=== TASK MATERIAL ===

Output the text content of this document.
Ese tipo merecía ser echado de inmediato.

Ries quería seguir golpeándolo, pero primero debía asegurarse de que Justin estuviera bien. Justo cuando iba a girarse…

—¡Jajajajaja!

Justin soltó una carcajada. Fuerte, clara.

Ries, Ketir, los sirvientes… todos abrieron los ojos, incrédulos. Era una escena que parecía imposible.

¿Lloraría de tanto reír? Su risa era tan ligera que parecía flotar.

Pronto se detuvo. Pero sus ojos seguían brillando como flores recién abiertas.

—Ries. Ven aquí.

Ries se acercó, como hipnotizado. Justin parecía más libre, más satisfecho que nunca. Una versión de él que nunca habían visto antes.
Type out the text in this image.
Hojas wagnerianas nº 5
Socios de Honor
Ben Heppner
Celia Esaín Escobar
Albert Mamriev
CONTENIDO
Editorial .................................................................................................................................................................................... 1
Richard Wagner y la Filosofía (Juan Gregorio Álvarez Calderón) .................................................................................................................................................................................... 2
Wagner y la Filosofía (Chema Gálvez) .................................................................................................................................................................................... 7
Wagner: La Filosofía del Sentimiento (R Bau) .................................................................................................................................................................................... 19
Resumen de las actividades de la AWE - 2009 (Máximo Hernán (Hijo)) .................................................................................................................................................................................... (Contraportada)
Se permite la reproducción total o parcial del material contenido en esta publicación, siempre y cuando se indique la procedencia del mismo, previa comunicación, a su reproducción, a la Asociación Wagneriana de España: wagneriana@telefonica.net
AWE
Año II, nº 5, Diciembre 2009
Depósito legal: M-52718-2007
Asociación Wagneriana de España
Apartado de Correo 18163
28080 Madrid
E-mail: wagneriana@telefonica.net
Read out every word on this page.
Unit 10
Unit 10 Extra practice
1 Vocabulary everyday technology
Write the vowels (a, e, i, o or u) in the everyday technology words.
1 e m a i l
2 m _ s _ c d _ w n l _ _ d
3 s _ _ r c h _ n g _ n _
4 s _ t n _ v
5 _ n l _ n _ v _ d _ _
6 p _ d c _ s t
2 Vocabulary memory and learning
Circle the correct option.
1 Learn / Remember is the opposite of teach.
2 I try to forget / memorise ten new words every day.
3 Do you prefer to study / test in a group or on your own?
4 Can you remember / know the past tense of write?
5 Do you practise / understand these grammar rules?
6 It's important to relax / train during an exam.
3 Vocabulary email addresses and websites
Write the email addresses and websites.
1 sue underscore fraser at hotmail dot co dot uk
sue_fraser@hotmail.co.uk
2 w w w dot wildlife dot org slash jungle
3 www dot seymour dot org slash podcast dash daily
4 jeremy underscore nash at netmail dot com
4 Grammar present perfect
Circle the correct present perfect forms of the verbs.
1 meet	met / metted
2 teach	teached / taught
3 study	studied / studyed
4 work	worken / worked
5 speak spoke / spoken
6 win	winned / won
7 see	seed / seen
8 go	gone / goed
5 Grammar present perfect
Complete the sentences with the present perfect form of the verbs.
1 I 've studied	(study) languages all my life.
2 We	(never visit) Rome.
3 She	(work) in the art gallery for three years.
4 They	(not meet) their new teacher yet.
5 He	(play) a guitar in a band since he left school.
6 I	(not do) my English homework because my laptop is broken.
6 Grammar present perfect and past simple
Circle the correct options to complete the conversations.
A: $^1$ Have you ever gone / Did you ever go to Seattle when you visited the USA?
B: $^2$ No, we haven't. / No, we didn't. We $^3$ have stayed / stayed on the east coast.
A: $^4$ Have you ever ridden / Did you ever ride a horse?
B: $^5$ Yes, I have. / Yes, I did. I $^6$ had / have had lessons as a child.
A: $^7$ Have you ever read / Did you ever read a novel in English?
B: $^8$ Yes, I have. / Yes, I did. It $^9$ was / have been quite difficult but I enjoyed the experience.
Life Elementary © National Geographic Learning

=== SET EXERCISE ===
Retype the material above, line by line, exactly.

=== THE COMPLETED TASK ===
Output the text content of this document.
Ese tipo merecía ser echado de inmediato.

Ries quería seguir golpeándolo, pero primero debía asegurarse de que Justin estuviera bien. Justo cuando iba a girarse…

—¡Jajajajaja!

Justin soltó una carcajada. Fuerte, clara.

Ries, Ketir, los sirvientes… todos abrieron los ojos, incrédulos. Era una escena que parecía imposible.

¿Lloraría de tanto reír? Su risa era tan ligera que parecía flotar.

Pronto se detuvo. Pero sus ojos seguían brillando como flores recién abiertas.

—Ries. Ven aquí.

Ries se acercó, como hipnotizado. Justin parecía más libre, más satisfecho que nunca. Una versión de él que nunca habían visto antes.
Type out the text in this image.
Hojas wagnerianas nº 5
Socios de Honor
Ben Heppner
Celia Esaín Escobar
Albert Mamriev
CONTENIDO
Editorial .................................................................................................................................................................................... 1
Richard Wagner y la Filosofía (Juan Gregorio Álvarez Calderón) .................................................................................................................................................................................... 2
Wagner y la Filosofía (Chema Gálvez) .................................................................................................................................................................................... 7
Wagner: La Filosofía del Sentimiento (R Bau) .................................................................................................................................................................................... 19
Resumen de las actividades de la AWE - 2009 (Máximo Hernán (Hijo)) .................................................................................................................................................................................... (Contraportada)
Se permite la reproducción total o parcial del material contenido en esta publicación, siempre y cuando se indique la procedencia del mismo, previa comunicación, a su reproducción, a la Asociación Wagneriana de España: wagneriana@telefonica.net
AWE
Año II, nº 5, Diciembre 2009
Depósito legal: M-52718-2007
Asociación Wagneriana de España
Apartado de Correo 18163
28080 Madrid
E-mail: wagneriana@telefonica.net
Read out every word on this page.
Unit 10
Unit 10 Extra practice
1 Vocabulary everyday technology
Write the vowels (a, e, i, o or u) in the everyday technology words.
1 e m a i l
2 m _ s _ c d _ w n l _ _ d
3 s _ _ r c h _ n g _ n _
4 s _ t n _ v
5 _ n l _ n _ v _ d _ _
6 p _ d c _ s t
2 Vocabulary memory and learning
Circle the correct option.
1 Learn / Remember is the opposite of teach.
2 I try to forget / memorise ten new words every day.
3 Do you prefer to study / test in a group or on your own?
4 Can you remember / know the past tense of write?
5 Do you practise / understand these grammar rules?
6 It's important to relax / train during an exam.
3 Vocabulary email addresses and websites
Write the email addresses and websites.
1 sue underscore fraser at hotmail dot co dot uk
sue_fraser@hotmail.co.uk
2 w w w dot wildlife dot org slash jungle
3 www dot seymour dot org slash podcast dash daily
4 jeremy underscore nash at netmail dot com
4 Grammar present perfect
Circle the correct present perfect forms of the verbs.
1 meet	met / metted
2 teach	teached / taught
3 study	studied / studyed
4 work	worken / worked
5 speak spoke / spoken
6 win	winned / won
7 see	seed / seen
8 go	gone / goed
5 Grammar present perfect
Complete the sentences with the present perfect form of the verbs.
1 I 've studied	(study) languages all my life.
2 We	(never visit) Rome.
3 She	(work) in the art gallery for three years.
4 They	(not meet) their new teacher yet.
5 He	(play) a guitar in a band since he left school.
6 I	(not do) my English homework because my laptop is broken.
6 Grammar present perfect and past simple
Circle the correct options to complete the conversations.
A: $^1$ Have you ever gone / Did you ever go to Seattle when you visited the USA?
B: $^2$ No, we haven't. / No, we didn't. We $^3$ have stayed / stayed on the east coast.
A: $^4$ Have you ever ridden / Did you ever ride a horse?
B: $^5$ Yes, I have. / Yes, I did. I $^6$ had / have had lessons as a child.
A: $^7$ Have you ever read / Did you ever read a novel in English?
B: $^8$ Yes, I have. / Yes, I did. It $^9$ was / have been quite difficult but I enjoyed the experience.
Life Elementary © National Geographic Learning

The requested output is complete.